● RECORDS SUPPLIED
——————————

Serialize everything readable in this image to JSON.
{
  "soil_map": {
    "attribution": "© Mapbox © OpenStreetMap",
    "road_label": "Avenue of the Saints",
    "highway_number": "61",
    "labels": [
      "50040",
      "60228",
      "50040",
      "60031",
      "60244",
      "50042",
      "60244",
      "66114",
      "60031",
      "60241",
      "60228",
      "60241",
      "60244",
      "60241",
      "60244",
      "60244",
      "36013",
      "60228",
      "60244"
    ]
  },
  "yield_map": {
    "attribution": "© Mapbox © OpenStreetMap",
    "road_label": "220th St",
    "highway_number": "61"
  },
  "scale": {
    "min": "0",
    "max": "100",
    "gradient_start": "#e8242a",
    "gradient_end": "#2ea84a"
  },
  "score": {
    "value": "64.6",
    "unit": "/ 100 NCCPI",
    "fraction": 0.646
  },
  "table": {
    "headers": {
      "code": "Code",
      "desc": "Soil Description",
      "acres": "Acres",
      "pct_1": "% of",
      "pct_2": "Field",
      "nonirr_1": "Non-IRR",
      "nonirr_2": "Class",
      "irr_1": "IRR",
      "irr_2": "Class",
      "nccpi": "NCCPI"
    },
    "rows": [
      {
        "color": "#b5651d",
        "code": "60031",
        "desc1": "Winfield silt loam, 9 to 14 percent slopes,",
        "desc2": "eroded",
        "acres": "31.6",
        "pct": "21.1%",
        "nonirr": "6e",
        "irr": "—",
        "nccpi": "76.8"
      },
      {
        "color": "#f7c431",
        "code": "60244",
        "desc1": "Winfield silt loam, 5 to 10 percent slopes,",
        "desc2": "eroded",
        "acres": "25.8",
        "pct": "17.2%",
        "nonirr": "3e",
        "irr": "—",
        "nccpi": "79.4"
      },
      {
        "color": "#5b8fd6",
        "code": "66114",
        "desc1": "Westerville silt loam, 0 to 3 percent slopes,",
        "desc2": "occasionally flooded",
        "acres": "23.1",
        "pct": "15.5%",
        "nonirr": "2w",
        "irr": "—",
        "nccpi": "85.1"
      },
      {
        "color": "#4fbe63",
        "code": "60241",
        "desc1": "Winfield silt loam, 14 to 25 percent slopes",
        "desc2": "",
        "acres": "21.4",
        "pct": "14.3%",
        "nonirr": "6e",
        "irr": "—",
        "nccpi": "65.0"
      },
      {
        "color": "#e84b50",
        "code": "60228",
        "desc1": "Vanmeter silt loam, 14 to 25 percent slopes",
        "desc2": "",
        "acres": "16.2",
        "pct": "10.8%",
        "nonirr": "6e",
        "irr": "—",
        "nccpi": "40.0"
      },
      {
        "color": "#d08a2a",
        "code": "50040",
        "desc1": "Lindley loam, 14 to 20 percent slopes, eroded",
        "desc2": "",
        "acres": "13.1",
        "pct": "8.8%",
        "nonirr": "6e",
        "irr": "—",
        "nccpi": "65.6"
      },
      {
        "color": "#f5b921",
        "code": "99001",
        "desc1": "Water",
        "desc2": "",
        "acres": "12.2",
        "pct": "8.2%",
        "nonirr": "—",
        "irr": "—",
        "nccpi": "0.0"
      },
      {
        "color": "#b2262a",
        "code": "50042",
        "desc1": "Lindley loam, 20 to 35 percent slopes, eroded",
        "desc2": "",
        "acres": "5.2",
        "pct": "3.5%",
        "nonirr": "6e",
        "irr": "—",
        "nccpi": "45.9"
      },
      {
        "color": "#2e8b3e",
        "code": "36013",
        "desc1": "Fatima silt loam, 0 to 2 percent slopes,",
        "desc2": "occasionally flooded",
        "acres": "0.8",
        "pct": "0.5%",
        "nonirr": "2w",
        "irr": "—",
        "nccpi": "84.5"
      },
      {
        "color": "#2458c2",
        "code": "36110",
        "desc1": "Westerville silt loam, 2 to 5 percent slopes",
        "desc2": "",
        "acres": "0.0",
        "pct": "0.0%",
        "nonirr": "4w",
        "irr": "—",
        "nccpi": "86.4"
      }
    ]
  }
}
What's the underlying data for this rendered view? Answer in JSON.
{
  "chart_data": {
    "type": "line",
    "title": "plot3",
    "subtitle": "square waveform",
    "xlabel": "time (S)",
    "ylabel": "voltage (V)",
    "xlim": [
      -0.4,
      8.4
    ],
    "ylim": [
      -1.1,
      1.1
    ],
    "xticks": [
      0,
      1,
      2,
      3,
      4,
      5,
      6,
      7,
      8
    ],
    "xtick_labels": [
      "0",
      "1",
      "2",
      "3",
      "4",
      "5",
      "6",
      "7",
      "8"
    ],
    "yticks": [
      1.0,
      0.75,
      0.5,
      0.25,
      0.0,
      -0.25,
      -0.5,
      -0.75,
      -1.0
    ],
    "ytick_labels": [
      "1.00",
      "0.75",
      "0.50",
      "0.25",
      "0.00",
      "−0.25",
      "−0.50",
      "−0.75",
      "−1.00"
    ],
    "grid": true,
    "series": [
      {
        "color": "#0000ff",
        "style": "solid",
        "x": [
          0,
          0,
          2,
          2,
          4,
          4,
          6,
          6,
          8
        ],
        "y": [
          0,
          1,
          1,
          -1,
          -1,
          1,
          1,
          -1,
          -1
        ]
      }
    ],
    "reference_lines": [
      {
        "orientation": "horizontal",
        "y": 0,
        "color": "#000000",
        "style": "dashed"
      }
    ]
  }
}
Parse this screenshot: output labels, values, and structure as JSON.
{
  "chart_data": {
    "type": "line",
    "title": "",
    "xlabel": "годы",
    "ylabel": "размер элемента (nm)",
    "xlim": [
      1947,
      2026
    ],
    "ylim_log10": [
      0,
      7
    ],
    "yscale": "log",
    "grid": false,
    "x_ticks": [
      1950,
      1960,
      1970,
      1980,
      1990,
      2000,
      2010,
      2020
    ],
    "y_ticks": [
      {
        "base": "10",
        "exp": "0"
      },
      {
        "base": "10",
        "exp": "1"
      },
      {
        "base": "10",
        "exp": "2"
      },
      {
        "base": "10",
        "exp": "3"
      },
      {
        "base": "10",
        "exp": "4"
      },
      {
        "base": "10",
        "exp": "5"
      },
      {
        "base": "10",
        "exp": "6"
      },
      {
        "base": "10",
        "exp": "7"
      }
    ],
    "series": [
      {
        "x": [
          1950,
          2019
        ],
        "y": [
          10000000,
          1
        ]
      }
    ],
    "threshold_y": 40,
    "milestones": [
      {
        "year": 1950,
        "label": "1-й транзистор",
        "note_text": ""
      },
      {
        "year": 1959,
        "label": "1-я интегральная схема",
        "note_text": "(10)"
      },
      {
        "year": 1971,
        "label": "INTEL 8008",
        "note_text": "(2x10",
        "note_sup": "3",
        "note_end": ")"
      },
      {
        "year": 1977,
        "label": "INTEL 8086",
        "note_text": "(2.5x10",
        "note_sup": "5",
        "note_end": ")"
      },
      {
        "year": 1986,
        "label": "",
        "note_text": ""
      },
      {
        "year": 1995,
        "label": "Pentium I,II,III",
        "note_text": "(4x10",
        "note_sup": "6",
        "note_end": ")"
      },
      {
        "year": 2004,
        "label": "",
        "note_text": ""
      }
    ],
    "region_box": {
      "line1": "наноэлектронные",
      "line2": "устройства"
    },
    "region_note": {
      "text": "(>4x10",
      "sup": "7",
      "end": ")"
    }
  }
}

——————————

● GIVEN TASK
Copy out each record exactly as given, omitting none.

● WRITTEN SOLUTION
Serialize everything readable in this image to JSON.
{
  "soil_map": {
    "attribution": "© Mapbox © OpenStreetMap",
    "road_label": "Avenue of the Saints",
    "highway_number": "61",
    "labels": [
      "50040",
      "60228",
      "50040",
      "60031",
      "60244",
      "50042",
      "60244",
      "66114",
      "60031",
      "60241",
      "60228",
      "60241",
      "60244",
      "60241",
      "60244",
      "60244",
      "36013",
      "60228",
      "60244"
    ]
  },
  "yield_map": {
    "attribution": "© Mapbox © OpenStreetMap",
    "road_label": "220th St",
    "highway_number": "61"
  },
  "scale": {
    "min": "0",
    "max": "100",
    "gradient_start": "#e8242a",
    "gradient_end": "#2ea84a"
  },
  "score": {
    "value": "64.6",
    "unit": "/ 100 NCCPI",
    "fraction": 0.646
  },
  "table": {
    "headers": {
      "code": "Code",
      "desc": "Soil Description",
      "acres": "Acres",
      "pct_1": "% of",
      "pct_2": "Field",
      "nonirr_1": "Non-IRR",
      "nonirr_2": "Class",
      "irr_1": "IRR",
      "irr_2": "Class",
      "nccpi": "NCCPI"
    },
    "rows": [
      {
        "color": "#b5651d",
        "code": "60031",
        "desc1": "Winfield silt loam, 9 to 14 percent slopes,",
        "desc2": "eroded",
        "acres": "31.6",
        "pct": "21.1%",
        "nonirr": "6e",
        "irr": "—",
        "nccpi": "76.8"
      },
      {
        "color": "#f7c431",
        "code": "60244",
        "desc1": "Winfield silt loam, 5 to 10 percent slopes,",
        "desc2": "eroded",
        "acres": "25.8",
        "pct": "17.2%",
        "nonirr": "3e",
        "irr": "—",
        "nccpi": "79.4"
      },
      {
        "color": "#5b8fd6",
        "code": "66114",
        "desc1": "Westerville silt loam, 0 to 3 percent slopes,",
        "desc2": "occasionally flooded",
        "acres": "23.1",
        "pct": "15.5%",
        "nonirr": "2w",
        "irr": "—",
        "nccpi": "85.1"
      },
      {
        "color": "#4fbe63",
        "code": "60241",
        "desc1": "Winfield silt loam, 14 to 25 percent slopes",
        "desc2": "",
        "acres": "21.4",
        "pct": "14.3%",
        "nonirr": "6e",
        "irr": "—",
        "nccpi": "65.0"
      },
      {
        "color": "#e84b50",
        "code": "60228",
        "desc1": "Vanmeter silt loam, 14 to 25 percent slopes",
        "desc2": "",
        "acres": "16.2",
        "pct": "10.8%",
        "nonirr": "6e",
        "irr": "—",
        "nccpi": "40.0"
      },
      {
        "color": "#d08a2a",
        "code": "50040",
        "desc1": "Lindley loam, 14 to 20 percent slopes, eroded",
        "desc2": "",
        "acres": "13.1",
        "pct": "8.8%",
        "nonirr": "6e",
        "irr": "—",
        "nccpi": "65.6"
      },
      {
        "color": "#f5b921",
        "code": "99001",
        "desc1": "Water",
        "desc2": "",
        "acres": "12.2",
        "pct": "8.2%",
        "nonirr": "—",
        "irr": "—",
        "nccpi": "0.0"
      },
      {
        "color": "#b2262a",
        "code": "50042",
        "desc1": "Lindley loam, 20 to 35 percent slopes, eroded",
        "desc2": "",
        "acres": "5.2",
        "pct": "3.5%",
        "nonirr": "6e",
        "irr": "—",
        "nccpi": "45.9"
      },
      {
        "color": "#2e8b3e",
        "code": "36013",
        "desc1": "Fatima silt loam, 0 to 2 percent slopes,",
        "desc2": "occasionally flooded",
        "acres": "0.8",
        "pct": "0.5%",
        "nonirr": "2w",
        "irr": "—",
        "nccpi": "84.5"
      },
      {
        "color": "#2458c2",
        "code": "36110",
        "desc1": "Westerville silt loam, 2 to 5 percent slopes",
        "desc2": "",
        "acres": "0.0",
        "pct": "0.0%",
        "nonirr": "4w",
        "irr": "—",
        "nccpi": "86.4"
      }
    ]
  }
}
What's the underlying data for this rendered view? Answer in JSON.
{
  "chart_data": {
    "type": "line",
    "title": "plot3",
    "subtitle": "square waveform",
    "xlabel": "time (S)",
    "ylabel": "voltage (V)",
    "xlim": [
      -0.4,
      8.4
    ],
    "ylim": [
      -1.1,
      1.1
    ],
    "xticks": [
      0,
      1,
      2,
      3,
      4,
      5,
      6,
      7,
      8
    ],
    "xtick_labels": [
      "0",
      "1",
      "2",
      "3",
      "4",
      "5",
      "6",
      "7",
      "8"
    ],
    "yticks": [
      1.0,
      0.75,
      0.5,
      0.25,
      0.0,
      -0.25,
      -0.5,
      -0.75,
      -1.0
    ],
    "ytick_labels": [
      "1.00",
      "0.75",
      "0.50",
      "0.25",
      "0.00",
      "−0.25",
      "−0.50",
      "−0.75",
      "−1.00"
    ],
    "grid": true,
    "series": [
      {
        "color": "#0000ff",
        "style": "solid",
        "x": [
          0,
          0,
          2,
          2,
          4,
          4,
          6,
          6,
          8
        ],
        "y": [
          0,
          1,
          1,
          -1,
          -1,
          1,
          1,
          -1,
          -1
        ]
      }
    ],
    "reference_lines": [
      {
        "orientation": "horizontal",
        "y": 0,
        "color": "#000000",
        "style": "dashed"
      }
    ]
  }
}
Parse this screenshot: output labels, values, and structure as JSON.
{
  "chart_data": {
    "type": "line",
    "title": "",
    "xlabel": "годы",
    "ylabel": "размер элемента (nm)",
    "xlim": [
      1947,
      2026
    ],
    "ylim_log10": [
      0,
      7
    ],
    "yscale": "log",
    "grid": false,
    "x_ticks": [
      1950,
      1960,
      1970,
      1980,
      1990,
      2000,
      2010,
      2020
    ],
    "y_ticks": [
      {
        "base": "10",
        "exp": "0"
      },
      {
        "base": "10",
        "exp": "1"
      },
      {
        "base": "10",
        "exp": "2"
      },
      {
        "base": "10",
        "exp": "3"
      },
      {
        "base": "10",
        "exp": "4"
      },
      {
        "base": "10",
        "exp": "5"
      },
      {
        "base": "10",
        "exp": "6"
      },
      {
        "base": "10",
        "exp": "7"
      }
    ],
    "series": [
      {
        "x": [
          1950,
          2019
        ],
        "y": [
          10000000,
          1
        ]
      }
    ],
    "threshold_y": 40,
    "milestones": [
      {
        "year": 1950,
        "label": "1-й транзистор",
        "note_text": ""
      },
      {
        "year": 1959,
        "label": "1-я интегральная схема",
        "note_text": "(10)"
      },
      {
        "year": 1971,
        "label": "INTEL 8008",
        "note_text": "(2x10",
        "note_sup": "3",
        "note_end": ")"
      },
      {
        "year": 1977,
        "label": "INTEL 8086",
        "note_text": "(2.5x10",
        "note_sup": "5",
        "note_end": ")"
      },
      {
        "year": 1986,
        "label": "",
        "note_text": ""
      },
      {
        "year": 1995,
        "label": "Pentium I,II,III",
        "note_text": "(4x10",
        "note_sup": "6",
        "note_end": ")"
      },
      {
        "year": 2004,
        "label": "",
        "note_text": ""
      }
    ],
    "region_box": {
      "line1": "наноэлектронные",
      "line2": "устройства"
    },
    "region_note": {
      "text": "(>4x10",
      "sup": "7",
      "end": ")"
    }
  }
}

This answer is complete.